:: EXERCISE BRIEF ::
What is the number of lines in these entries that contain "Kapitalgeber"? State it alone.

[Records contained in a dataset]
▼▼▼
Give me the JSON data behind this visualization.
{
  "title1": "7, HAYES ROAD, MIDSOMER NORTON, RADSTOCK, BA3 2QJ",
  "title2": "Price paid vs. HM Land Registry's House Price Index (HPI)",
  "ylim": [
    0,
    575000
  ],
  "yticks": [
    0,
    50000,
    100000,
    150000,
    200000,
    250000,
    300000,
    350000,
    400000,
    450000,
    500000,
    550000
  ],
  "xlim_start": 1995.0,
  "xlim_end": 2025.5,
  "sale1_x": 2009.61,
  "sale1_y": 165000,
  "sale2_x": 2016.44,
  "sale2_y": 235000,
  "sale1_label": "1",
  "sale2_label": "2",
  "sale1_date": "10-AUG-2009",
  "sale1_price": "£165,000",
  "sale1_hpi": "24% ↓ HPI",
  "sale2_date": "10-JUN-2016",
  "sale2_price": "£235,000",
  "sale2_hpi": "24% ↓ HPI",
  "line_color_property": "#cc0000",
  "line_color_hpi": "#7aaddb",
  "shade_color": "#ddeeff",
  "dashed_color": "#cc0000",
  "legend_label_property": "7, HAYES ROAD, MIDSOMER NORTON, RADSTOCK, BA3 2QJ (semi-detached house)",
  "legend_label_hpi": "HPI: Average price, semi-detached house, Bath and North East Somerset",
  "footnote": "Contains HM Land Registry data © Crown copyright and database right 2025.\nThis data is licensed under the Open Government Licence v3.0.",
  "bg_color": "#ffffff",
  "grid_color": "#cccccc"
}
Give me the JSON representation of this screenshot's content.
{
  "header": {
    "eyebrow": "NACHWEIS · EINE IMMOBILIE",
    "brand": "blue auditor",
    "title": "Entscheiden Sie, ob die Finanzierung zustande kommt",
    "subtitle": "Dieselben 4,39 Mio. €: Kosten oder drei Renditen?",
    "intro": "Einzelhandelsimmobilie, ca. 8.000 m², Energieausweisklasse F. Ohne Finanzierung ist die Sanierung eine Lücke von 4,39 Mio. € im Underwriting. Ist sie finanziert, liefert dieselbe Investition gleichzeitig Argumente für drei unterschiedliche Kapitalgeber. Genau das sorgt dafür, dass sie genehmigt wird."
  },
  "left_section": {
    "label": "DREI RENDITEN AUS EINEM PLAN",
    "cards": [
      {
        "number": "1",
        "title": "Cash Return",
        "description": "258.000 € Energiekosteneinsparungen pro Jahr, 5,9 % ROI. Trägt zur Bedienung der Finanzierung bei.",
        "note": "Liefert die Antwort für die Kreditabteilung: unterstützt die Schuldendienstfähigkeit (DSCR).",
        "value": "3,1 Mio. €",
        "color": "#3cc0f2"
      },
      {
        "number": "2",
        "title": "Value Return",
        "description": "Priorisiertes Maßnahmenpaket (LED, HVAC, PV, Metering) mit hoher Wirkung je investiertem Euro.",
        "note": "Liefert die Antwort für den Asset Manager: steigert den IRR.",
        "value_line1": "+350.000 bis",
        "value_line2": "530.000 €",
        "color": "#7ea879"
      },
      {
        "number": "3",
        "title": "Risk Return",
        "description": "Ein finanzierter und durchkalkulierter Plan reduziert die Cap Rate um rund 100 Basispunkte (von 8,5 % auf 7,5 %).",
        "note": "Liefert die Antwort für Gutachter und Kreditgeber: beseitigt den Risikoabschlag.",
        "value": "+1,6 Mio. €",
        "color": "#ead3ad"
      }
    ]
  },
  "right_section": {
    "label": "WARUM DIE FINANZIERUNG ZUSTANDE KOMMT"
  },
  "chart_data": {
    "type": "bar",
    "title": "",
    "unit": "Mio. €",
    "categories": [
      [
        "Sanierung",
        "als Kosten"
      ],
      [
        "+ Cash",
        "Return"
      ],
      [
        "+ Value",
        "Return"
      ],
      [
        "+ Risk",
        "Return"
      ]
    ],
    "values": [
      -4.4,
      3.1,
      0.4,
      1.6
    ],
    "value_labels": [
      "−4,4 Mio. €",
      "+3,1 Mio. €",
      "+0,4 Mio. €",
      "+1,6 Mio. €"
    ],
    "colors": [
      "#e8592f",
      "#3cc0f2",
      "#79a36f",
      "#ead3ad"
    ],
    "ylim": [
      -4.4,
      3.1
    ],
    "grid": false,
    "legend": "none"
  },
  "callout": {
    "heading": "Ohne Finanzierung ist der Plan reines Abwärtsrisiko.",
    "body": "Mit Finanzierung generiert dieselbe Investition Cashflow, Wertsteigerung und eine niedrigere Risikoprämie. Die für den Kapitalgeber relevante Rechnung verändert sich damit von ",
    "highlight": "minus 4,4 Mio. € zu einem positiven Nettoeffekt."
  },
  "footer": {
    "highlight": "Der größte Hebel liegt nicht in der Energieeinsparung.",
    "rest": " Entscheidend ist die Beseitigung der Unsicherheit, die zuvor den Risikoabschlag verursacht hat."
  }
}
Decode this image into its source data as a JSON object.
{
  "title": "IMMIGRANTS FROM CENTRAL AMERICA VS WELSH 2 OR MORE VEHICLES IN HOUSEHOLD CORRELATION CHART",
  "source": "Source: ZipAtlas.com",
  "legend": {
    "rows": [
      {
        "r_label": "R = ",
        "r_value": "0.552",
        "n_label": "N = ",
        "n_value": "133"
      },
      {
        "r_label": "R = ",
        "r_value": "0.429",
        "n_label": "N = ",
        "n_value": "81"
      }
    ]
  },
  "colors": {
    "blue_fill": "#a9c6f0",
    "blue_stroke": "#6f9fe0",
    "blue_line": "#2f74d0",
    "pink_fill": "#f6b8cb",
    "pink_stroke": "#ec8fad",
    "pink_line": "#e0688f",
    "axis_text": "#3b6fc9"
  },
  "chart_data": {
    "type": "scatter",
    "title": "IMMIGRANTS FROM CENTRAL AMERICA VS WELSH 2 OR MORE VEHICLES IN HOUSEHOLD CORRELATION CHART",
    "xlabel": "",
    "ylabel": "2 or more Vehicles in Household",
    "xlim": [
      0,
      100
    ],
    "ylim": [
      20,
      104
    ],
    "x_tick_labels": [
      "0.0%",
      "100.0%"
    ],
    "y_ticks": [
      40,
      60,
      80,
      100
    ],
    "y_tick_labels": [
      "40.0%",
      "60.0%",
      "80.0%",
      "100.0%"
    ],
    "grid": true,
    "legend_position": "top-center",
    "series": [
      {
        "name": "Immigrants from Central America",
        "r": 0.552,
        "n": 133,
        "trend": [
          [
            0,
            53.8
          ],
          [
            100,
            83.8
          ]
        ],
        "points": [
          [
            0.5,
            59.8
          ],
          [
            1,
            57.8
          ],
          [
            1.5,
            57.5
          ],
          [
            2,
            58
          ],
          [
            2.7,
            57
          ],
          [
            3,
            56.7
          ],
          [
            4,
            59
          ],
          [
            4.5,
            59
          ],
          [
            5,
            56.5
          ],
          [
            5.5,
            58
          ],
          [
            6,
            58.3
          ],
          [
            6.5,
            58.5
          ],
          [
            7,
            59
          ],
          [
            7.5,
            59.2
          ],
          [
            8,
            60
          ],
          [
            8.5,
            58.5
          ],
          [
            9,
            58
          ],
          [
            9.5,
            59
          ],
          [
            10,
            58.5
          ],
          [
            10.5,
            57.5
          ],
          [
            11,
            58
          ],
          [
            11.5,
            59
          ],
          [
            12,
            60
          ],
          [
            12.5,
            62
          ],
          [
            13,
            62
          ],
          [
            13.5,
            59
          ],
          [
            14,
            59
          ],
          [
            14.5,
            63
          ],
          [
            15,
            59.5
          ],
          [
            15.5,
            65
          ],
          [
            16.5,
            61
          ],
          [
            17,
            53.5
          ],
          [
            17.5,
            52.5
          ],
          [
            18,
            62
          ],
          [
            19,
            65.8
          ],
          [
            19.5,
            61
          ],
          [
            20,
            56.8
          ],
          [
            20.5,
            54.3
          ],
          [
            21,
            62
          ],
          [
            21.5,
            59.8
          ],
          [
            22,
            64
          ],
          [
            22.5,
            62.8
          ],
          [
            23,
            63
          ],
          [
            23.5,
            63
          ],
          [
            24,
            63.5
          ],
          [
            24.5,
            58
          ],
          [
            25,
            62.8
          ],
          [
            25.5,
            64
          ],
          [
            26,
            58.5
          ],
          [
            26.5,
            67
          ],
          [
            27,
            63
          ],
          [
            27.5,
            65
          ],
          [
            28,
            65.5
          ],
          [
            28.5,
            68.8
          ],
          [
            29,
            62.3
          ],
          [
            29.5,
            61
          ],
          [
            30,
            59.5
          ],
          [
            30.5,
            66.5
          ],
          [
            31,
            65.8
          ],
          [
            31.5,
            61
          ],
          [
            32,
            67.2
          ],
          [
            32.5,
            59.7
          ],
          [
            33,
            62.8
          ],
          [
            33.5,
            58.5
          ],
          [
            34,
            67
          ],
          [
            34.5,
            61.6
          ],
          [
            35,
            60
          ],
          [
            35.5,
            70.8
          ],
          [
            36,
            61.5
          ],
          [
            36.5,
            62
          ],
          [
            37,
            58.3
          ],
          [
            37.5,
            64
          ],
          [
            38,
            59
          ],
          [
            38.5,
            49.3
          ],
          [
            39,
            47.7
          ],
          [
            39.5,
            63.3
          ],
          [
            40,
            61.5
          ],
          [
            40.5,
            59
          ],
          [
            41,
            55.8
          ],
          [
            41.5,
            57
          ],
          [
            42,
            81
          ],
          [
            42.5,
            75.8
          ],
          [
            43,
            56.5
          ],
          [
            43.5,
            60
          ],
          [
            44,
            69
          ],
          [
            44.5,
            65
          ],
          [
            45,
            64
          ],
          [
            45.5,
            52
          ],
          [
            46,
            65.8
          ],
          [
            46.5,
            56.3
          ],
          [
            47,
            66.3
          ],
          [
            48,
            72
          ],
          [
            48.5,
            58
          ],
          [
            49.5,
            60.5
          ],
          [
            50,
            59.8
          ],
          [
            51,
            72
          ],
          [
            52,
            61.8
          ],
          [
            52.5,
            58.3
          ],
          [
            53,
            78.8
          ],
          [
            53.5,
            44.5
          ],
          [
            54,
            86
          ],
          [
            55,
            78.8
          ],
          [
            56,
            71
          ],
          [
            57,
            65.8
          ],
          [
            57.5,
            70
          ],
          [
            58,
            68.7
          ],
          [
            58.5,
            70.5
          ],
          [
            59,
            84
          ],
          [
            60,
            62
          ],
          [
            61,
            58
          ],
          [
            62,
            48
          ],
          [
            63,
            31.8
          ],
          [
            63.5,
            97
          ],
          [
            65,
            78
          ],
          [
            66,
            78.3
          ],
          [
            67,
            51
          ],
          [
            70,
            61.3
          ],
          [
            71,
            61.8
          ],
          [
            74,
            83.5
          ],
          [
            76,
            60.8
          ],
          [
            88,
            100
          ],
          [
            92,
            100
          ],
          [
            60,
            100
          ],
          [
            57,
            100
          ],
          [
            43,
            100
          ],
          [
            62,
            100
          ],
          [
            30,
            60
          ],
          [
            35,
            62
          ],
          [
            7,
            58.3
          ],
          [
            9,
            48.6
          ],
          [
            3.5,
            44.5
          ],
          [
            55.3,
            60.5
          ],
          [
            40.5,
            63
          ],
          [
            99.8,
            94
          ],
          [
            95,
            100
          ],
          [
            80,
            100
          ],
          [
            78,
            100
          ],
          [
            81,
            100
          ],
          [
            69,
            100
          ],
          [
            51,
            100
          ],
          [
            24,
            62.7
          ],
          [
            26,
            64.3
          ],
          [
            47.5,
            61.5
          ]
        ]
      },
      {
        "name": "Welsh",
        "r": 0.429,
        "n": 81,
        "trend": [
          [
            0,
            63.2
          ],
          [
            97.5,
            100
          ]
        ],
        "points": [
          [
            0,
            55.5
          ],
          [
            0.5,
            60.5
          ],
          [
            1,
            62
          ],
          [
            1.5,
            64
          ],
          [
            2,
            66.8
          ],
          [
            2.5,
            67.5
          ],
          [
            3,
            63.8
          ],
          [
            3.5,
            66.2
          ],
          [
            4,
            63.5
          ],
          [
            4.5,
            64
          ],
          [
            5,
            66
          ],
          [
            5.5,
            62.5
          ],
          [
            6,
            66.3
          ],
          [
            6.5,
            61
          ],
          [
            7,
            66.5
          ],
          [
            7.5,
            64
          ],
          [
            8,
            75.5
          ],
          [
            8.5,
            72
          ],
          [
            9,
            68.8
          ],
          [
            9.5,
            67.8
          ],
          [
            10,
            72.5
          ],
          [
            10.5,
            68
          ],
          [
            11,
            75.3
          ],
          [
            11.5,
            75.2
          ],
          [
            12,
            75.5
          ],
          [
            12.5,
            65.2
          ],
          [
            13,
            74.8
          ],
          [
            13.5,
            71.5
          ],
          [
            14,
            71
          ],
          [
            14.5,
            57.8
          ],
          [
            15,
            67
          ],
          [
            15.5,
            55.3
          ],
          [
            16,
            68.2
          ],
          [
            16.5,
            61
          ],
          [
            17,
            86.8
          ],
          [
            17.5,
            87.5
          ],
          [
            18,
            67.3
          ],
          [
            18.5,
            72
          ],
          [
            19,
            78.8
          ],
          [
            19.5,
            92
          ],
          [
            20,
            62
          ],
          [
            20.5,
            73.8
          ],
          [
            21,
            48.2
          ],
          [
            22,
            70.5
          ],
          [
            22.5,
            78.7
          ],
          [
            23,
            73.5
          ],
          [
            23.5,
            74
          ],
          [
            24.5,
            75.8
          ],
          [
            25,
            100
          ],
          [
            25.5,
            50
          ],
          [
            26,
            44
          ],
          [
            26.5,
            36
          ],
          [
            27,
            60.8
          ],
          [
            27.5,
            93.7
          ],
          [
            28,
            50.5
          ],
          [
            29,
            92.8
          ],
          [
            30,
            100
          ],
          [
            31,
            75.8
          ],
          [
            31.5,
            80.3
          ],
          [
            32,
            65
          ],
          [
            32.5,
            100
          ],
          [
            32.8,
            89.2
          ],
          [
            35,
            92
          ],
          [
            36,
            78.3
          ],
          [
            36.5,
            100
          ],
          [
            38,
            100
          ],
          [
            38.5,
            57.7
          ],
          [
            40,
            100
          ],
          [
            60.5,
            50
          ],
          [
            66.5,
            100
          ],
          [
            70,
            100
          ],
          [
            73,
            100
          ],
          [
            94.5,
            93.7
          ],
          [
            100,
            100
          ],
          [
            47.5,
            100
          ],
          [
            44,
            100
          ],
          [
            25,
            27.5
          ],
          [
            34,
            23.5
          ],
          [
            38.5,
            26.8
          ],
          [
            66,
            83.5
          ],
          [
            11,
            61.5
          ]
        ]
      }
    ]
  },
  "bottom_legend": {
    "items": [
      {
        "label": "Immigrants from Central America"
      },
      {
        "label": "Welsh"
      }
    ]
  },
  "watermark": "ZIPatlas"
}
▲▲▲
:: TASK SOLUTION ::
2